Figure record listings
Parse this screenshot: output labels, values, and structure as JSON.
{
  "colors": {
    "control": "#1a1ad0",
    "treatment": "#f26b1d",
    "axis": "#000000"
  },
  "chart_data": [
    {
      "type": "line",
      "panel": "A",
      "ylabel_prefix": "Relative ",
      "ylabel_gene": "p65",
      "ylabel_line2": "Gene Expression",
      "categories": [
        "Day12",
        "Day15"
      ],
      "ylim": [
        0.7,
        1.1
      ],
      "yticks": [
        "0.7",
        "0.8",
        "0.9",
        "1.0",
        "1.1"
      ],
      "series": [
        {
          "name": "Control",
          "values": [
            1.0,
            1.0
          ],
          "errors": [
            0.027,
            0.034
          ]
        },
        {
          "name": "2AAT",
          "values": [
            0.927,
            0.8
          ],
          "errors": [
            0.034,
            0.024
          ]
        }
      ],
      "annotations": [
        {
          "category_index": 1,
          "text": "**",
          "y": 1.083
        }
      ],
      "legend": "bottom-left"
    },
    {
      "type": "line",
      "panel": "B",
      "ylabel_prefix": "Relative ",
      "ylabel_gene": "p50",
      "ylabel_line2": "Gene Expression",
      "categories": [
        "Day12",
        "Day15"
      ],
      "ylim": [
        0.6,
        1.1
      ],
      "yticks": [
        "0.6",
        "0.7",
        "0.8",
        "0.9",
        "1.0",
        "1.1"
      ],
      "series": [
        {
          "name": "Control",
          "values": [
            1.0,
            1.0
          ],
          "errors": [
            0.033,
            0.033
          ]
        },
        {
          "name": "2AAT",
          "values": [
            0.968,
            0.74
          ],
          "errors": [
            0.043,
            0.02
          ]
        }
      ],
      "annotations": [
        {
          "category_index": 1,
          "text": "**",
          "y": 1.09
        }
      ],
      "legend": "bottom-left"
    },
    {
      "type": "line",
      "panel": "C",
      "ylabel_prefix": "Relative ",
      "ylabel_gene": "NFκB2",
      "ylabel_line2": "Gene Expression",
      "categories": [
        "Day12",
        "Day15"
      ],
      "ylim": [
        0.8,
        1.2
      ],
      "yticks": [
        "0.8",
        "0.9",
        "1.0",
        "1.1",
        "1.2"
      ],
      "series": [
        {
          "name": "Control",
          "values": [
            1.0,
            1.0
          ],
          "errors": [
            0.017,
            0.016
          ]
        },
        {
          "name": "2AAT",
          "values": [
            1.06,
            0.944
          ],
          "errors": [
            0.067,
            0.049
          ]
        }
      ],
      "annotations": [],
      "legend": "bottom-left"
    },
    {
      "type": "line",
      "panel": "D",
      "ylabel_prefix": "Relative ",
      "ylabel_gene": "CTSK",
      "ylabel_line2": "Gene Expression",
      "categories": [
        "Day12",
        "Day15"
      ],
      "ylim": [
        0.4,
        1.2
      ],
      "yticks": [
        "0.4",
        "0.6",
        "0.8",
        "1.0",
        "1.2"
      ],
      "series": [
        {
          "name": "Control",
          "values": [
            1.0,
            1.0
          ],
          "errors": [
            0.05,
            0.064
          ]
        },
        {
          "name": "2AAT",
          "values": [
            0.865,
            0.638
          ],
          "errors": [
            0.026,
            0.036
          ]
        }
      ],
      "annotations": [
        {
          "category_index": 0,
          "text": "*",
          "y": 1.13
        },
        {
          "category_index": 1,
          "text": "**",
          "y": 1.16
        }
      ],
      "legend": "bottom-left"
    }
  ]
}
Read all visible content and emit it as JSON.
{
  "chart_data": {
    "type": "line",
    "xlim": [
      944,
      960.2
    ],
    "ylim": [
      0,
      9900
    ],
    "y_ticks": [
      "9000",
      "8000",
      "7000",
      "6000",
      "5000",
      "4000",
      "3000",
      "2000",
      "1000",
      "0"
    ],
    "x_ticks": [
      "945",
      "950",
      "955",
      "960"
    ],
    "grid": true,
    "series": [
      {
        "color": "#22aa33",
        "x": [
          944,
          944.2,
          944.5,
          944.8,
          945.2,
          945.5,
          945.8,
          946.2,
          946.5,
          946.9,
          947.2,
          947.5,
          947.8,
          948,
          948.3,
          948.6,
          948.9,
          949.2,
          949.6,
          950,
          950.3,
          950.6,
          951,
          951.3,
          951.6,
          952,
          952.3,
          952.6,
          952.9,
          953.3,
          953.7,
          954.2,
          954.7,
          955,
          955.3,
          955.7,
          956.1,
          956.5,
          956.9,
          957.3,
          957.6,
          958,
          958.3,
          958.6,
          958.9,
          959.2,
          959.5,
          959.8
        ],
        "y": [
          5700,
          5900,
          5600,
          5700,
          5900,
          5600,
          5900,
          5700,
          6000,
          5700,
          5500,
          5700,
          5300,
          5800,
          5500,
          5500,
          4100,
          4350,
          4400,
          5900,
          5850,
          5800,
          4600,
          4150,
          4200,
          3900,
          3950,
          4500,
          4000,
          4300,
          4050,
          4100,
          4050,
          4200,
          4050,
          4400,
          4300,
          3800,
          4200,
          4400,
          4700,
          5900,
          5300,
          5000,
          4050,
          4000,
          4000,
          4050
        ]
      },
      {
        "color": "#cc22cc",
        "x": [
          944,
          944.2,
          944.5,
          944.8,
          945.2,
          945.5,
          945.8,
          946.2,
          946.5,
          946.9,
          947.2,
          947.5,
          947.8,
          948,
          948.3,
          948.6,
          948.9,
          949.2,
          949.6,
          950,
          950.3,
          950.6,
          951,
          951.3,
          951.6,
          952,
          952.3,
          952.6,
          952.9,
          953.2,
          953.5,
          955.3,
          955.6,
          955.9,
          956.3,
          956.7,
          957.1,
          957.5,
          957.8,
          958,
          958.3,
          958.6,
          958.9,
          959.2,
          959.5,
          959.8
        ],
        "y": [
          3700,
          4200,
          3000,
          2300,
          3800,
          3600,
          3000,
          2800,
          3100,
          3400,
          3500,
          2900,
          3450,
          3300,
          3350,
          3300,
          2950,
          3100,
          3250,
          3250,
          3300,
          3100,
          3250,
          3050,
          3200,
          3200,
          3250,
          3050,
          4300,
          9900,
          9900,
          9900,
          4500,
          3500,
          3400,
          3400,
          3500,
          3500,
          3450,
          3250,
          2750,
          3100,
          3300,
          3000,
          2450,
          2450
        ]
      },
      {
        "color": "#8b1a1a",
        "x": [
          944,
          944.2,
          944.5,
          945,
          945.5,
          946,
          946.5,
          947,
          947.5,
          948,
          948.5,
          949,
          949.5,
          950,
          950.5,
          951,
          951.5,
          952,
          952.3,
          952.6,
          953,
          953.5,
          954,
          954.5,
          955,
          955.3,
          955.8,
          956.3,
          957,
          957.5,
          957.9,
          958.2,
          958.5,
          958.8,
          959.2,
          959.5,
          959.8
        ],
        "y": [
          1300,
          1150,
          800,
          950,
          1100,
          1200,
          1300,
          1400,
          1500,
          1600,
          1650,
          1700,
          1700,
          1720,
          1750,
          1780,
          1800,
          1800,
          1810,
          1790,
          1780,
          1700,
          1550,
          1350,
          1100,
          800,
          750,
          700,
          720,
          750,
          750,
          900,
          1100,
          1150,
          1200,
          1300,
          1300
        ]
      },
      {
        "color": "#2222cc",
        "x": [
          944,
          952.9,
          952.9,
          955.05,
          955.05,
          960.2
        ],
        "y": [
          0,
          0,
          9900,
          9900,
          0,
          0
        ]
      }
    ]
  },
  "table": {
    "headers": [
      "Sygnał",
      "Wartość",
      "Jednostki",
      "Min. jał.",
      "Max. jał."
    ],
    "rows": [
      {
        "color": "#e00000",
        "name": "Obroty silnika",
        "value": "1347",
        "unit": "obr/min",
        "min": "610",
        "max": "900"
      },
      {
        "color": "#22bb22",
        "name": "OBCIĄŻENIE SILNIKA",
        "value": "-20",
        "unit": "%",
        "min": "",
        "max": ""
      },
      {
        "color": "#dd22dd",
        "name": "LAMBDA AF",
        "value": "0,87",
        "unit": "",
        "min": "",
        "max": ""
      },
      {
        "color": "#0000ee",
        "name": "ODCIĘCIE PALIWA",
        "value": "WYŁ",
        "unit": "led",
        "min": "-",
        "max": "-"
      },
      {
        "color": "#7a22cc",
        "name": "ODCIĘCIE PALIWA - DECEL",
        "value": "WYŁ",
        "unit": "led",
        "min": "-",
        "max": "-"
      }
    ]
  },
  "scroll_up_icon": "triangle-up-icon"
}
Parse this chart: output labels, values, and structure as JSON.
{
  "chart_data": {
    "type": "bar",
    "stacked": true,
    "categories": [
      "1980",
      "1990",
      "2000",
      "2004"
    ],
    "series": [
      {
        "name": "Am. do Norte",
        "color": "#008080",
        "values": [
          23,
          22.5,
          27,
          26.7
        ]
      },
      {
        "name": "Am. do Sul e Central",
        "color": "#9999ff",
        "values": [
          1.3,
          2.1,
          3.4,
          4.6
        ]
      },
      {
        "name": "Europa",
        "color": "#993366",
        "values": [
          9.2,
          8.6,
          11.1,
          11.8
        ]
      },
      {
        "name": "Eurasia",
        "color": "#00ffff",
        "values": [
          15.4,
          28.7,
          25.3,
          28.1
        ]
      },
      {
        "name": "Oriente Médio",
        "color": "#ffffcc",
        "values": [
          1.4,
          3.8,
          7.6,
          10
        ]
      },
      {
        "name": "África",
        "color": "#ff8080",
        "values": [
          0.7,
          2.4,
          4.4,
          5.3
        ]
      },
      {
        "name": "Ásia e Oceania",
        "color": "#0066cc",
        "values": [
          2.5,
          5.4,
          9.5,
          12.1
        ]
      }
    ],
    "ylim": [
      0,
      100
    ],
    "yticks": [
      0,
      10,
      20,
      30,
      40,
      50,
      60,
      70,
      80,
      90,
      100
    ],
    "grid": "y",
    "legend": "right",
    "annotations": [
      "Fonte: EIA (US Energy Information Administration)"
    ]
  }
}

Given instruction: From the records above, report the count of lines containing "output" and nothing more.

Solution to this exercise: 2